— start Data to use —

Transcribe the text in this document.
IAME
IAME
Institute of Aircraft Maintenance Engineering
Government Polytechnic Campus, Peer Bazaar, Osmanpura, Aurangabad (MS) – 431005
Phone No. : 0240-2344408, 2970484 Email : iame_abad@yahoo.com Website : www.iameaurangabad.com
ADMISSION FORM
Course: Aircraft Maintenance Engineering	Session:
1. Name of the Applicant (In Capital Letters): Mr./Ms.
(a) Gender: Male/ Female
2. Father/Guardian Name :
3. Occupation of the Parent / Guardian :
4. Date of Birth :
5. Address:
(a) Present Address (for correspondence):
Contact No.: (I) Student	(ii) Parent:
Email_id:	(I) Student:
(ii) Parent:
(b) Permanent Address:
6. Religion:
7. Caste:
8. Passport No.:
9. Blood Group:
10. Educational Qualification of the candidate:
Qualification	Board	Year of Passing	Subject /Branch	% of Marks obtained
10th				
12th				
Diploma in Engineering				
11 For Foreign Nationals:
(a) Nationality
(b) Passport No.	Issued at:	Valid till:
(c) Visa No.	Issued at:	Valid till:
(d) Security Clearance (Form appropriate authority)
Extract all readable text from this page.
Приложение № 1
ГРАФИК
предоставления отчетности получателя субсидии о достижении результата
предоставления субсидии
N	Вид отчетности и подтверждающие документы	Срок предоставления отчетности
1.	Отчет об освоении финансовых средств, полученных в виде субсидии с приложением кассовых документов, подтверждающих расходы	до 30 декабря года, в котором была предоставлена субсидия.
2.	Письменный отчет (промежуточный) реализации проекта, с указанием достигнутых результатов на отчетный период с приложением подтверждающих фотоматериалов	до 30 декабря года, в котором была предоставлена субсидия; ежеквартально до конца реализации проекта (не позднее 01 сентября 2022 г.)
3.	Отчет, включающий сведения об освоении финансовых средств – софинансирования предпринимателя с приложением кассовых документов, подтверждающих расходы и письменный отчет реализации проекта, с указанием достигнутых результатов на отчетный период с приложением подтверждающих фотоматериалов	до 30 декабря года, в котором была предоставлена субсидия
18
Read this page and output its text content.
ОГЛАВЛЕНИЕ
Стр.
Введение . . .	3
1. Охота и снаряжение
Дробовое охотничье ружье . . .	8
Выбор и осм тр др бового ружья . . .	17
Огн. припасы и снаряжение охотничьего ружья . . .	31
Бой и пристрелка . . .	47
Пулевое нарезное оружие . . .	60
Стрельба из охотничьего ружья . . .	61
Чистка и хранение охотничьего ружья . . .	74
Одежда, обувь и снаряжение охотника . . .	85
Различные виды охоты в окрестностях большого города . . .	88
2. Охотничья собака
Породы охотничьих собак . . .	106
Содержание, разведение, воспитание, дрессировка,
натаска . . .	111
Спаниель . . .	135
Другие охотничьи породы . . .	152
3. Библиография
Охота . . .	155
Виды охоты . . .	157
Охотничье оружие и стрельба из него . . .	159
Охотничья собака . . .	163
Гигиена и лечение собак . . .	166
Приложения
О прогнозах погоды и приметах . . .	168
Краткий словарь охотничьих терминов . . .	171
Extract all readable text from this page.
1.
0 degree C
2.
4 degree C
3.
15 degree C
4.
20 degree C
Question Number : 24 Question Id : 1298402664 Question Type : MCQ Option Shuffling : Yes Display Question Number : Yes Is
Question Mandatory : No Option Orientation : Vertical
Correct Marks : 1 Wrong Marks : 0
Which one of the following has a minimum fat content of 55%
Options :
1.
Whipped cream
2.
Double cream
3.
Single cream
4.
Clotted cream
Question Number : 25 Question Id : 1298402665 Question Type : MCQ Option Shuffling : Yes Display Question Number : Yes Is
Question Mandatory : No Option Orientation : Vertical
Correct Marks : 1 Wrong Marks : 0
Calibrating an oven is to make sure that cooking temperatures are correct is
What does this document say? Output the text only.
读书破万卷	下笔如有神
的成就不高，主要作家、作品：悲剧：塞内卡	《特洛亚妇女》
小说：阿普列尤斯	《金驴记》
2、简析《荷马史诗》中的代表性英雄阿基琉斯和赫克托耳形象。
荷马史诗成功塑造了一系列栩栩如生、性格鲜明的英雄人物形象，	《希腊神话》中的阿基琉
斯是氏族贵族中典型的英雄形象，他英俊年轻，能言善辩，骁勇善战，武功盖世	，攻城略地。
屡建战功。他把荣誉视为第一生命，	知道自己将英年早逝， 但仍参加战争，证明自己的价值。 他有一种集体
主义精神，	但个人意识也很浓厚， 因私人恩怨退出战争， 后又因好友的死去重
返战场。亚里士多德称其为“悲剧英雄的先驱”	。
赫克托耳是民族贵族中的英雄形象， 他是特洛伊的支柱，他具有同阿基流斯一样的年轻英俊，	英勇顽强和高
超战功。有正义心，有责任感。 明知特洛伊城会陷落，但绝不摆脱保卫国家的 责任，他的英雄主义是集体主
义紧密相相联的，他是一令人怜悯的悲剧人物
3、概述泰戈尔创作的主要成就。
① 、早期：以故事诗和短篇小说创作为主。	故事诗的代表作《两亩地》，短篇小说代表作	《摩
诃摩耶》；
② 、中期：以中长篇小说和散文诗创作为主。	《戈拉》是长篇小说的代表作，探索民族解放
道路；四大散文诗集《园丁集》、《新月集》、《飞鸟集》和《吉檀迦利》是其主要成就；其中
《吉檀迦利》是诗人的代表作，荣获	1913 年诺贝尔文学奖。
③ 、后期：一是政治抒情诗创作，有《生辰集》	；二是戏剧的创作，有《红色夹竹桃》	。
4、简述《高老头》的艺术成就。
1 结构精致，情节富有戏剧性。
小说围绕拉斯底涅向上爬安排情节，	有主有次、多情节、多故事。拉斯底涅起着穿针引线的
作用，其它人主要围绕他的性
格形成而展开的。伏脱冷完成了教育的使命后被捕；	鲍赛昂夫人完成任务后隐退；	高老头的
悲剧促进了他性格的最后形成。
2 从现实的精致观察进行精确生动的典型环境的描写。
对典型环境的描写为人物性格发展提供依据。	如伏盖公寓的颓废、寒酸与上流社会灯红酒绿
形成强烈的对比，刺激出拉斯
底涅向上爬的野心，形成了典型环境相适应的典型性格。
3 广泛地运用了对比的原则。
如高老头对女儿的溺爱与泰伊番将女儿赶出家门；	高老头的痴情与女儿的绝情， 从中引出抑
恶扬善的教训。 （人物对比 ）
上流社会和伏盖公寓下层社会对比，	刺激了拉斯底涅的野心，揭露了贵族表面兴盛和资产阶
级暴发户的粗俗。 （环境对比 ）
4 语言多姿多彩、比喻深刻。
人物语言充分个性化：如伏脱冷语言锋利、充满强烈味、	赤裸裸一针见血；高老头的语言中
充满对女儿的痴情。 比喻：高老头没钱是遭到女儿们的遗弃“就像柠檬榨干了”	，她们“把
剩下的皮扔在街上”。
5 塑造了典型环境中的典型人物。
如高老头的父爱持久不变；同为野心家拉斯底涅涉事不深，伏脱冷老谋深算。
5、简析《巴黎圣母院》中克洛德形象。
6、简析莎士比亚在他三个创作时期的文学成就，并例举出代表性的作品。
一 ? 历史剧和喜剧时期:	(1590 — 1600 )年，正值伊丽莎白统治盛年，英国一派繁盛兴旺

— end Data to use —

Retype the records that precede this task, keeping them exactly the same.

Transcribe the text in this document.
IAME
IAME
Institute of Aircraft Maintenance Engineering
Government Polytechnic Campus, Peer Bazaar, Osmanpura, Aurangabad (MS) – 431005
Phone No. : 0240-2344408, 2970484 Email : iame_abad@yahoo.com Website : www.iameaurangabad.com
ADMISSION FORM
Course: Aircraft Maintenance Engineering	Session:
1. Name of the Applicant (In Capital Letters): Mr./Ms.
(a) Gender: Male/ Female
2. Father/Guardian Name :
3. Occupation of the Parent / Guardian :
4. Date of Birth :
5. Address:
(a) Present Address (for correspondence):
Contact No.: (I) Student	(ii) Parent:
Email_id:	(I) Student:
(ii) Parent:
(b) Permanent Address:
6. Religion:
7. Caste:
8. Passport No.:
9. Blood Group:
10. Educational Qualification of the candidate:
Qualification	Board	Year of Passing	Subject /Branch	% of Marks obtained
10th				
12th				
Diploma in Engineering				
11 For Foreign Nationals:
(a) Nationality
(b) Passport No.	Issued at:	Valid till:
(c) Visa No.	Issued at:	Valid till:
(d) Security Clearance (Form appropriate authority)
Extract all readable text from this page.
Приложение № 1
ГРАФИК
предоставления отчетности получателя субсидии о достижении результата
предоставления субсидии
N	Вид отчетности и подтверждающие документы	Срок предоставления отчетности
1.	Отчет об освоении финансовых средств, полученных в виде субсидии с приложением кассовых документов, подтверждающих расходы	до 30 декабря года, в котором была предоставлена субсидия.
2.	Письменный отчет (промежуточный) реализации проекта, с указанием достигнутых результатов на отчетный период с приложением подтверждающих фотоматериалов	до 30 декабря года, в котором была предоставлена субсидия; ежеквартально до конца реализации проекта (не позднее 01 сентября 2022 г.)
3.	Отчет, включающий сведения об освоении финансовых средств – софинансирования предпринимателя с приложением кассовых документов, подтверждающих расходы и письменный отчет реализации проекта, с указанием достигнутых результатов на отчетный период с приложением подтверждающих фотоматериалов	до 30 декабря года, в котором была предоставлена субсидия
18
Read this page and output its text content.
ОГЛАВЛЕНИЕ
Стр.
Введение . . .	3
1. Охота и снаряжение
Дробовое охотничье ружье . . .	8
Выбор и осм тр др бового ружья . . .	17
Огн. припасы и снаряжение охотничьего ружья . . .	31
Бой и пристрелка . . .	47
Пулевое нарезное оружие . . .	60
Стрельба из охотничьего ружья . . .	61
Чистка и хранение охотничьего ружья . . .	74
Одежда, обувь и снаряжение охотника . . .	85
Различные виды охоты в окрестностях большого города . . .	88
2. Охотничья собака
Породы охотничьих собак . . .	106
Содержание, разведение, воспитание, дрессировка,
натаска . . .	111
Спаниель . . .	135
Другие охотничьи породы . . .	152
3. Библиография
Охота . . .	155
Виды охоты . . .	157
Охотничье оружие и стрельба из него . . .	159
Охотничья собака . . .	163
Гигиена и лечение собак . . .	166
Приложения
О прогнозах погоды и приметах . . .	168
Краткий словарь охотничьих терминов . . .	171
Extract all readable text from this page.
1.
0 degree C
2.
4 degree C
3.
15 degree C
4.
20 degree C
Question Number : 24 Question Id : 1298402664 Question Type : MCQ Option Shuffling : Yes Display Question Number : Yes Is
Question Mandatory : No Option Orientation : Vertical
Correct Marks : 1 Wrong Marks : 0
Which one of the following has a minimum fat content of 55%
Options :
1.
Whipped cream
2.
Double cream
3.
Single cream
4.
Clotted cream
Question Number : 25 Question Id : 1298402665 Question Type : MCQ Option Shuffling : Yes Display Question Number : Yes Is
Question Mandatory : No Option Orientation : Vertical
Correct Marks : 1 Wrong Marks : 0
Calibrating an oven is to make sure that cooking temperatures are correct is
What does this document say? Output the text only.
读书破万卷	下笔如有神
的成就不高，主要作家、作品：悲剧：塞内卡	《特洛亚妇女》
小说：阿普列尤斯	《金驴记》
2、简析《荷马史诗》中的代表性英雄阿基琉斯和赫克托耳形象。
荷马史诗成功塑造了一系列栩栩如生、性格鲜明的英雄人物形象，	《希腊神话》中的阿基琉
斯是氏族贵族中典型的英雄形象，他英俊年轻，能言善辩，骁勇善战，武功盖世	，攻城略地。
屡建战功。他把荣誉视为第一生命，	知道自己将英年早逝， 但仍参加战争，证明自己的价值。 他有一种集体
主义精神，	但个人意识也很浓厚， 因私人恩怨退出战争， 后又因好友的死去重
返战场。亚里士多德称其为“悲剧英雄的先驱”	。
赫克托耳是民族贵族中的英雄形象， 他是特洛伊的支柱，他具有同阿基流斯一样的年轻英俊，	英勇顽强和高
超战功。有正义心，有责任感。 明知特洛伊城会陷落，但绝不摆脱保卫国家的 责任，他的英雄主义是集体主
义紧密相相联的，他是一令人怜悯的悲剧人物
3、概述泰戈尔创作的主要成就。
① 、早期：以故事诗和短篇小说创作为主。	故事诗的代表作《两亩地》，短篇小说代表作	《摩
诃摩耶》；
② 、中期：以中长篇小说和散文诗创作为主。	《戈拉》是长篇小说的代表作，探索民族解放
道路；四大散文诗集《园丁集》、《新月集》、《飞鸟集》和《吉檀迦利》是其主要成就；其中
《吉檀迦利》是诗人的代表作，荣获	1913 年诺贝尔文学奖。
③ 、后期：一是政治抒情诗创作，有《生辰集》	；二是戏剧的创作，有《红色夹竹桃》	。
4、简述《高老头》的艺术成就。
1 结构精致，情节富有戏剧性。
小说围绕拉斯底涅向上爬安排情节，	有主有次、多情节、多故事。拉斯底涅起着穿针引线的
作用，其它人主要围绕他的性
格形成而展开的。伏脱冷完成了教育的使命后被捕；	鲍赛昂夫人完成任务后隐退；	高老头的
悲剧促进了他性格的最后形成。
2 从现实的精致观察进行精确生动的典型环境的描写。
对典型环境的描写为人物性格发展提供依据。	如伏盖公寓的颓废、寒酸与上流社会灯红酒绿
形成强烈的对比，刺激出拉斯
底涅向上爬的野心，形成了典型环境相适应的典型性格。
3 广泛地运用了对比的原则。
如高老头对女儿的溺爱与泰伊番将女儿赶出家门；	高老头的痴情与女儿的绝情， 从中引出抑
恶扬善的教训。 （人物对比 ）
上流社会和伏盖公寓下层社会对比，	刺激了拉斯底涅的野心，揭露了贵族表面兴盛和资产阶
级暴发户的粗俗。 （环境对比 ）
4 语言多姿多彩、比喻深刻。
人物语言充分个性化：如伏脱冷语言锋利、充满强烈味、	赤裸裸一针见血；高老头的语言中
充满对女儿的痴情。 比喻：高老头没钱是遭到女儿们的遗弃“就像柠檬榨干了”	，她们“把
剩下的皮扔在街上”。
5 塑造了典型环境中的典型人物。
如高老头的父爱持久不变；同为野心家拉斯底涅涉事不深，伏脱冷老谋深算。
5、简析《巴黎圣母院》中克洛德形象。
6、简析莎士比亚在他三个创作时期的文学成就，并例举出代表性的作品。
一 ? 历史剧和喜剧时期:	(1590 — 1600 )年，正值伊丽莎白统治盛年，英国一派繁盛兴旺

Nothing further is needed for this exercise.